== REQUIREMENT ==
Reproduce the rows below verbatim and omit the pictures from your reply.

== RECORDS SHOWN ==
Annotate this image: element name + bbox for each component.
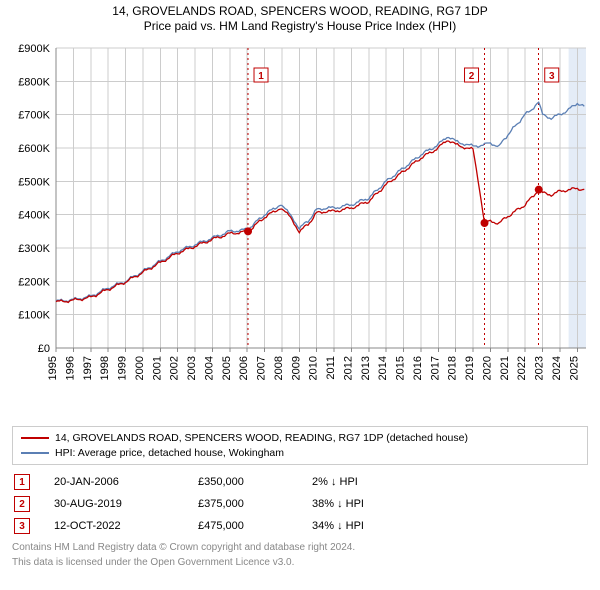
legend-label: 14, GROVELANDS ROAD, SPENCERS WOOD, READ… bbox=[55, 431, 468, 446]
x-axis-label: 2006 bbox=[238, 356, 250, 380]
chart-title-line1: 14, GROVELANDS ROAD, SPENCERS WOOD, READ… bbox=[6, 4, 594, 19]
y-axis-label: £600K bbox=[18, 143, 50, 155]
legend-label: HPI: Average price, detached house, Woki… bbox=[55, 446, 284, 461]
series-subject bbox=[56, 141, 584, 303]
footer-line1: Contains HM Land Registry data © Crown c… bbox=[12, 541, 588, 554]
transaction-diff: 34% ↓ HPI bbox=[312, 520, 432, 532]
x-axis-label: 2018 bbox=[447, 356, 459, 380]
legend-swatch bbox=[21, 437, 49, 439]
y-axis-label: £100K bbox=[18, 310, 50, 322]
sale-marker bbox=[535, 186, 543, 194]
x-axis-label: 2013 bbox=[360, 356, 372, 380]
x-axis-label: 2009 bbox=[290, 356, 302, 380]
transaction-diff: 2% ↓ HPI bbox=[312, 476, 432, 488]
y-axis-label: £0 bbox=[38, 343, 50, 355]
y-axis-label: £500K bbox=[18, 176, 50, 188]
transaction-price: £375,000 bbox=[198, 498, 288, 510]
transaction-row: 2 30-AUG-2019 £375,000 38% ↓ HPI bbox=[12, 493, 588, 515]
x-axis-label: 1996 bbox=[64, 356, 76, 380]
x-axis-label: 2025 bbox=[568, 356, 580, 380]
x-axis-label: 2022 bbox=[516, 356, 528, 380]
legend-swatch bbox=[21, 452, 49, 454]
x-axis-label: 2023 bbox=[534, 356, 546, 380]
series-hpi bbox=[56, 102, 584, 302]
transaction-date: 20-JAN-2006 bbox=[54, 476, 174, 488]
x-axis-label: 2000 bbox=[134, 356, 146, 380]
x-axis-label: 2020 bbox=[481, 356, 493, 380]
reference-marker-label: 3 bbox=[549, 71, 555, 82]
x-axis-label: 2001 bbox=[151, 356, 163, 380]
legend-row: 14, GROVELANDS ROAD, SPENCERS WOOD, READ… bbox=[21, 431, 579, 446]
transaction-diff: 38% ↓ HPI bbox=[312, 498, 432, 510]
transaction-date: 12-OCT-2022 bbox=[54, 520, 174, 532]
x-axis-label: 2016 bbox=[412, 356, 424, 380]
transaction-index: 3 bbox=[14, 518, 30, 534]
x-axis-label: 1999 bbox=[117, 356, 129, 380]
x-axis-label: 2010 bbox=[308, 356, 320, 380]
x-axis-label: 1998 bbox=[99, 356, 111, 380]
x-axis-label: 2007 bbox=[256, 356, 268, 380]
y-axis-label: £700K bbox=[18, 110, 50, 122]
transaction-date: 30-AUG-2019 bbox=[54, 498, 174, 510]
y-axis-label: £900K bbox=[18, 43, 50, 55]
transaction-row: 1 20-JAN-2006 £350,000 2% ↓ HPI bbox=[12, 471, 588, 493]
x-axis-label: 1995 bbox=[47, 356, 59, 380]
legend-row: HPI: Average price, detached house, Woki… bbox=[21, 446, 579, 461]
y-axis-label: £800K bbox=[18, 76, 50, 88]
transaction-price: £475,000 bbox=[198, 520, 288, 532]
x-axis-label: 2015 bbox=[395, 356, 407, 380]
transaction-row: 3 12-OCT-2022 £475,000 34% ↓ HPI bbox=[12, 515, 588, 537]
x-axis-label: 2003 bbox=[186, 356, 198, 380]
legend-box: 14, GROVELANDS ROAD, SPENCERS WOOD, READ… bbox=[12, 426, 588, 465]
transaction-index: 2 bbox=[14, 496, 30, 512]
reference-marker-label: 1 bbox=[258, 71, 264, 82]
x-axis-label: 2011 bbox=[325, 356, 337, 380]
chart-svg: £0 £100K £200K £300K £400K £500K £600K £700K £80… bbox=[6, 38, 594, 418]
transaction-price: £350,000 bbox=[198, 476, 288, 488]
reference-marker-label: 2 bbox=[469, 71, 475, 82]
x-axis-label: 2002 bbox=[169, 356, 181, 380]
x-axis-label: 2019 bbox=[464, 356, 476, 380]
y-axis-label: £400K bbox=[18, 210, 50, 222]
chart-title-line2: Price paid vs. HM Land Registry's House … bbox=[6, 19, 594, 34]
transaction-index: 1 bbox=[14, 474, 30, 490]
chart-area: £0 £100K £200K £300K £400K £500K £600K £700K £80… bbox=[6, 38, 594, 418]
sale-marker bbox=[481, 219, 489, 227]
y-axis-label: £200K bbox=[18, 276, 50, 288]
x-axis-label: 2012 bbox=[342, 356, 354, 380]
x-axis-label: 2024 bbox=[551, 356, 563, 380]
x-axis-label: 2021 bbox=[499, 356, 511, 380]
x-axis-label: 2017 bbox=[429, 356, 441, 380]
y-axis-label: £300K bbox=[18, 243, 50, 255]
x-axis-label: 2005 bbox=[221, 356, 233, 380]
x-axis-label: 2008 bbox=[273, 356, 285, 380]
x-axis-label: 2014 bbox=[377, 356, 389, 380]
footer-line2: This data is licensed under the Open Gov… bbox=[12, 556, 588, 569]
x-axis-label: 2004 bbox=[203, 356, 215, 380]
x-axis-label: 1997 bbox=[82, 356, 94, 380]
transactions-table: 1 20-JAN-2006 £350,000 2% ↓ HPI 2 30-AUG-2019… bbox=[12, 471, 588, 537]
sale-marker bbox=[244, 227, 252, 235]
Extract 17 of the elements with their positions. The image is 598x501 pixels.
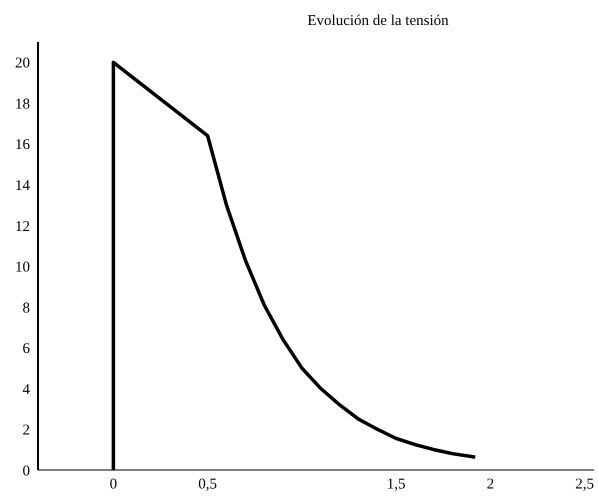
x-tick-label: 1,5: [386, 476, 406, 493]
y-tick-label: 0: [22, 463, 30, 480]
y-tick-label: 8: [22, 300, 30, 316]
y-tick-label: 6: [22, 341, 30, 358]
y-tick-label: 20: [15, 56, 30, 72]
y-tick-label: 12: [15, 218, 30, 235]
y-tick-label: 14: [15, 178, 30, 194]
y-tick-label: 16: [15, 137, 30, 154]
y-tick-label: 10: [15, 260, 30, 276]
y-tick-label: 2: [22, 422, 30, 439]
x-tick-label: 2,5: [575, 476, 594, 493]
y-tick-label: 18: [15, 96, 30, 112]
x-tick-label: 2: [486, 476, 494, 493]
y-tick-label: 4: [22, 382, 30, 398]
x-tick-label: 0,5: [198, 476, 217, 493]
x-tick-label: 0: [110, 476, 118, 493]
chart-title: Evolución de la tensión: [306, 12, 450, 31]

== COMPLETED EXERCISE ==
Annotate this image: element name + bbox for each component.
legend-label: 14, GROVELANDS ROAD, SPENCERS WOOD, READ… bbox=[55, 431, 468, 446]
x-axis-label: 2006 bbox=[238, 356, 250, 380]
chart-title-line1: 14, GROVELANDS ROAD, SPENCERS WOOD, READ… bbox=[6, 4, 594, 19]
y-axis-label: £600K bbox=[18, 143, 50, 155]
legend-label: HPI: Average price, detached house, Woki… bbox=[55, 446, 284, 461]
series-subject bbox=[56, 141, 584, 303]
footer-line1: Contains HM Land Registry data © Crown c… bbox=[12, 541, 588, 554]
transaction-diff: 34% ↓ HPI bbox=[312, 520, 432, 532]
x-axis-label: 2018 bbox=[447, 356, 459, 380]
legend-swatch bbox=[21, 437, 49, 439]
y-axis-label: £100K bbox=[18, 310, 50, 322]
sale-marker bbox=[535, 186, 543, 194]
x-axis-label: 2013 bbox=[360, 356, 372, 380]
x-axis-label: 2009 bbox=[290, 356, 302, 380]
transaction-diff: 2% ↓ HPI bbox=[312, 476, 432, 488]
y-axis-label: £0 bbox=[38, 343, 50, 355]
y-axis-label: £500K bbox=[18, 176, 50, 188]
transaction-price: £375,000 bbox=[198, 498, 288, 510]
transaction-row: 2 30-AUG-2019 £375,000 38% ↓ HPI bbox=[12, 493, 588, 515]
x-axis-label: 1996 bbox=[64, 356, 76, 380]
x-axis-label: 2025 bbox=[568, 356, 580, 380]
x-axis-label: 2022 bbox=[516, 356, 528, 380]
legend-swatch bbox=[21, 452, 49, 454]
x-axis-label: 2023 bbox=[534, 356, 546, 380]
series-hpi bbox=[56, 102, 584, 302]
transaction-date: 20-JAN-2006 bbox=[54, 476, 174, 488]
x-axis-label: 2000 bbox=[134, 356, 146, 380]
x-axis-label: 2020 bbox=[481, 356, 493, 380]
reference-marker-label: 3 bbox=[549, 71, 555, 82]
x-axis-label: 2001 bbox=[151, 356, 163, 380]
legend-row: 14, GROVELANDS ROAD, SPENCERS WOOD, READ… bbox=[21, 431, 579, 446]
transaction-diff: 38% ↓ HPI bbox=[312, 498, 432, 510]
transaction-date: 12-OCT-2022 bbox=[54, 520, 174, 532]
x-axis-label: 2016 bbox=[412, 356, 424, 380]
transaction-index: 3 bbox=[14, 518, 30, 534]
x-axis-label: 1999 bbox=[117, 356, 129, 380]
x-axis-label: 2010 bbox=[308, 356, 320, 380]
x-axis-label: 1998 bbox=[99, 356, 111, 380]
x-axis-label: 2007 bbox=[256, 356, 268, 380]
y-axis-label: £700K bbox=[18, 110, 50, 122]
transaction-date: 30-AUG-2019 bbox=[54, 498, 174, 510]
y-axis-label: £900K bbox=[18, 43, 50, 55]
transaction-row: 1 20-JAN-2006 £350,000 2% ↓ HPI bbox=[12, 471, 588, 493]
x-axis-label: 1995 bbox=[47, 356, 59, 380]
legend-row: HPI: Average price, detached house, Woki… bbox=[21, 446, 579, 461]
y-axis-label: £800K bbox=[18, 76, 50, 88]
transaction-price: £475,000 bbox=[198, 520, 288, 532]
x-axis-label: 2015 bbox=[395, 356, 407, 380]
transaction-row: 3 12-OCT-2022 £475,000 34% ↓ HPI bbox=[12, 515, 588, 537]
x-axis-label: 2003 bbox=[186, 356, 198, 380]
legend-box: 14, GROVELANDS ROAD, SPENCERS WOOD, READ… bbox=[12, 426, 588, 465]
transaction-index: 2 bbox=[14, 496, 30, 512]
reference-marker-label: 1 bbox=[258, 71, 264, 82]
x-axis-label: 2011 bbox=[325, 356, 337, 380]
chart-svg: £0 £100K £200K £300K £400K £500K £600K £700K £80… bbox=[6, 38, 594, 418]
transaction-price: £350,000 bbox=[198, 476, 288, 488]
reference-marker-label: 2 bbox=[469, 71, 475, 82]
x-axis-label: 2002 bbox=[169, 356, 181, 380]
x-axis-label: 2019 bbox=[464, 356, 476, 380]
y-axis-label: £400K bbox=[18, 210, 50, 222]
chart-title-line2: Price paid vs. HM Land Registry's House … bbox=[6, 19, 594, 34]
transaction-index: 1 bbox=[14, 474, 30, 490]
chart-area: £0 £100K £200K £300K £400K £500K £600K £700K £80… bbox=[6, 38, 594, 418]
sale-marker bbox=[481, 219, 489, 227]
y-axis-label: £200K bbox=[18, 276, 50, 288]
x-axis-label: 2012 bbox=[342, 356, 354, 380]
x-axis-label: 2024 bbox=[551, 356, 563, 380]
x-axis-label: 2021 bbox=[499, 356, 511, 380]
x-axis-label: 2017 bbox=[429, 356, 441, 380]
y-axis-label: £300K bbox=[18, 243, 50, 255]
x-axis-label: 2005 bbox=[221, 356, 233, 380]
x-axis-label: 2008 bbox=[273, 356, 285, 380]
x-axis-label: 2014 bbox=[377, 356, 389, 380]
footer-line2: This data is licensed under the Open Gov… bbox=[12, 556, 588, 569]
x-axis-label: 2004 bbox=[203, 356, 215, 380]
x-axis-label: 1997 bbox=[82, 356, 94, 380]
transactions-table: 1 20-JAN-2006 £350,000 2% ↓ HPI 2 30-AUG-2019… bbox=[12, 471, 588, 537]
sale-marker bbox=[244, 227, 252, 235]
Extract 17 of the elements with their positions. The image is 598x501 pixels.
x-tick-label: 1,5: [386, 476, 406, 493]
y-tick-label: 0: [22, 463, 30, 480]
y-tick-label: 8: [22, 300, 30, 316]
y-tick-label: 6: [22, 341, 30, 358]
y-tick-label: 20: [15, 56, 30, 72]
y-tick-label: 12: [15, 218, 30, 235]
y-tick-label: 14: [15, 178, 30, 194]
y-tick-label: 16: [15, 137, 30, 154]
y-tick-label: 10: [15, 260, 30, 276]
y-tick-label: 2: [22, 422, 30, 439]
x-tick-label: 2,5: [575, 476, 594, 493]
y-tick-label: 18: [15, 96, 30, 112]
x-tick-label: 2: [486, 476, 494, 493]
y-tick-label: 4: [22, 382, 30, 398]
x-tick-label: 0,5: [198, 476, 217, 493]
x-tick-label: 0: [110, 476, 118, 493]
chart-title: Evolución de la tensión: [306, 12, 450, 31]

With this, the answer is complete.